Stated exercise -
Your task is to output the listing word for word, with pictures excluded.

Input records -
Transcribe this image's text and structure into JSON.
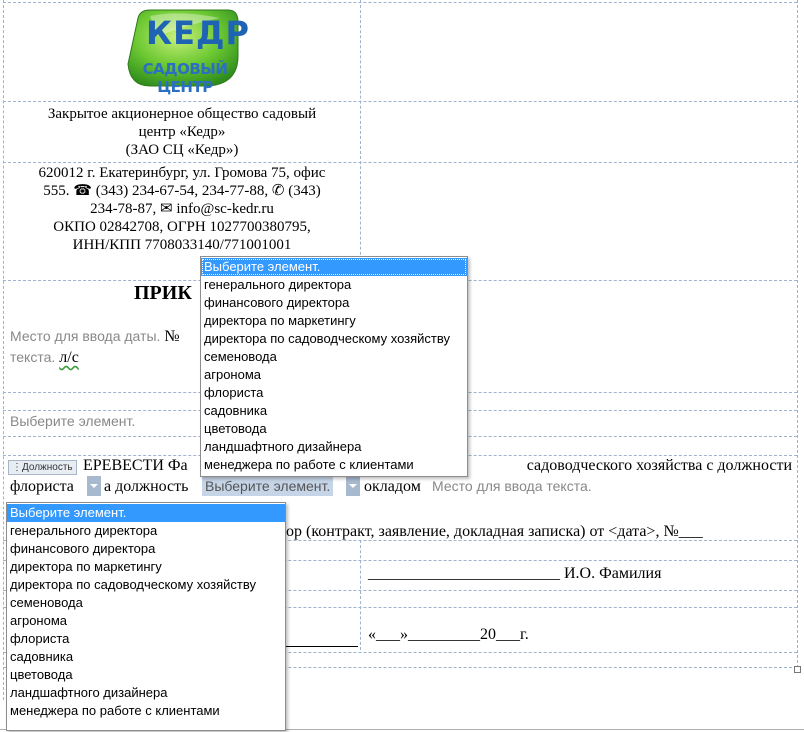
{
  "logo": {
    "name": "Кедр",
    "subtitle": "Садовый центр",
    "color_leaf": "#5fc22f",
    "color_text": "#1f63b5"
  },
  "company": {
    "line1": "Закрытое акционерное общество садовый",
    "line2": "центр «Кедр»",
    "line3": "(ЗАО СЦ «Кедр»)"
  },
  "address": {
    "line1": "620012 г. Екатеринбург, ул. Громова 75, офис",
    "line2": "555. ☎ (343) 234-67-54, 234-77-88, ✆ (343)",
    "line3": "234-78-87, ✉ info@sc-kedr.ru",
    "line4": "ОКПО 02842708, ОГРН 1027700380795,",
    "line5": "ИНН/КПП 7708033140/771001001"
  },
  "order": {
    "title_partial": "ПРИК",
    "date_placeholder": "Место для ввода даты.",
    "number_sign": "№",
    "text_placeholder_end": "текста.",
    "suffix": "л/с",
    "select_placeholder": "Выберите элемент."
  },
  "body": {
    "tag": "Должность",
    "transfer_prefix": "ЕРЕВЕСТИ Фа",
    "transfer_rest": "садоводческого хозяйства с должности",
    "from_word": "флориста",
    "to_position": "а должность",
    "inline_select": "Выберите элемент.",
    "salary": "окладом",
    "text_placeholder": "Место для ввода текста.",
    "basis": "ор (контракт, заявление, докладная записка) от <дата>, №___",
    "signature_line": "________________________ И.О. Фамилия",
    "date_line": "«___»_________20___г."
  },
  "dropdown_top": {
    "options": [
      "Выберите элемент.",
      "генерального директора",
      "финансового директора",
      "директора по маркетингу",
      "директора по садоводческому хозяйству",
      "семеновода",
      "агронома",
      "флориста",
      "садовника",
      "цветовода",
      "ландшафтного дизайнера",
      "менеджера по работе с клиентами"
    ]
  },
  "dropdown_bottom": {
    "options": [
      "Выберите элемент.",
      "генерального директора",
      "финансового директора",
      "директора по маркетингу",
      "директора по садоводческому хозяйству",
      "семеновода",
      "агронома",
      "флориста",
      "садовника",
      "цветовода",
      "ландшафтного дизайнера",
      "менеджера по работе с клиентами"
    ]
  },
  "colors": {
    "highlight": "#3399ff",
    "grid": "#9db3cf"
  }
}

Full solution -
Transcribe this image's text and structure into JSON.
{
  "logo": {
    "name": "Кедр",
    "subtitle": "Садовый центр",
    "color_leaf": "#5fc22f",
    "color_text": "#1f63b5"
  },
  "company": {
    "line1": "Закрытое акционерное общество садовый",
    "line2": "центр «Кедр»",
    "line3": "(ЗАО СЦ «Кедр»)"
  },
  "address": {
    "line1": "620012 г. Екатеринбург, ул. Громова 75, офис",
    "line2": "555. ☎ (343) 234-67-54, 234-77-88, ✆ (343)",
    "line3": "234-78-87, ✉ info@sc-kedr.ru",
    "line4": "ОКПО 02842708, ОГРН 1027700380795,",
    "line5": "ИНН/КПП 7708033140/771001001"
  },
  "order": {
    "title_partial": "ПРИК",
    "date_placeholder": "Место для ввода даты.",
    "number_sign": "№",
    "text_placeholder_end": "текста.",
    "suffix": "л/с",
    "select_placeholder": "Выберите элемент."
  },
  "body": {
    "tag": "Должность",
    "transfer_prefix": "ЕРЕВЕСТИ Фа",
    "transfer_rest": "садоводческого хозяйства с должности",
    "from_word": "флориста",
    "to_position": "а должность",
    "inline_select": "Выберите элемент.",
    "salary": "окладом",
    "text_placeholder": "Место для ввода текста.",
    "basis": "ор (контракт, заявление, докладная записка) от <дата>, №___",
    "signature_line": "________________________ И.О. Фамилия",
    "date_line": "«___»_________20___г."
  },
  "dropdown_top": {
    "options": [
      "Выберите элемент.",
      "генерального директора",
      "финансового директора",
      "директора по маркетингу",
      "директора по садоводческому хозяйству",
      "семеновода",
      "агронома",
      "флориста",
      "садовника",
      "цветовода",
      "ландшафтного дизайнера",
      "менеджера по работе с клиентами"
    ]
  },
  "dropdown_bottom": {
    "options": [
      "Выберите элемент.",
      "генерального директора",
      "финансового директора",
      "директора по маркетингу",
      "директора по садоводческому хозяйству",
      "семеновода",
      "агронома",
      "флориста",
      "садовника",
      "цветовода",
      "ландшафтного дизайнера",
      "менеджера по работе с клиентами"
    ]
  },
  "colors": {
    "highlight": "#3399ff",
    "grid": "#9db3cf"
  }
}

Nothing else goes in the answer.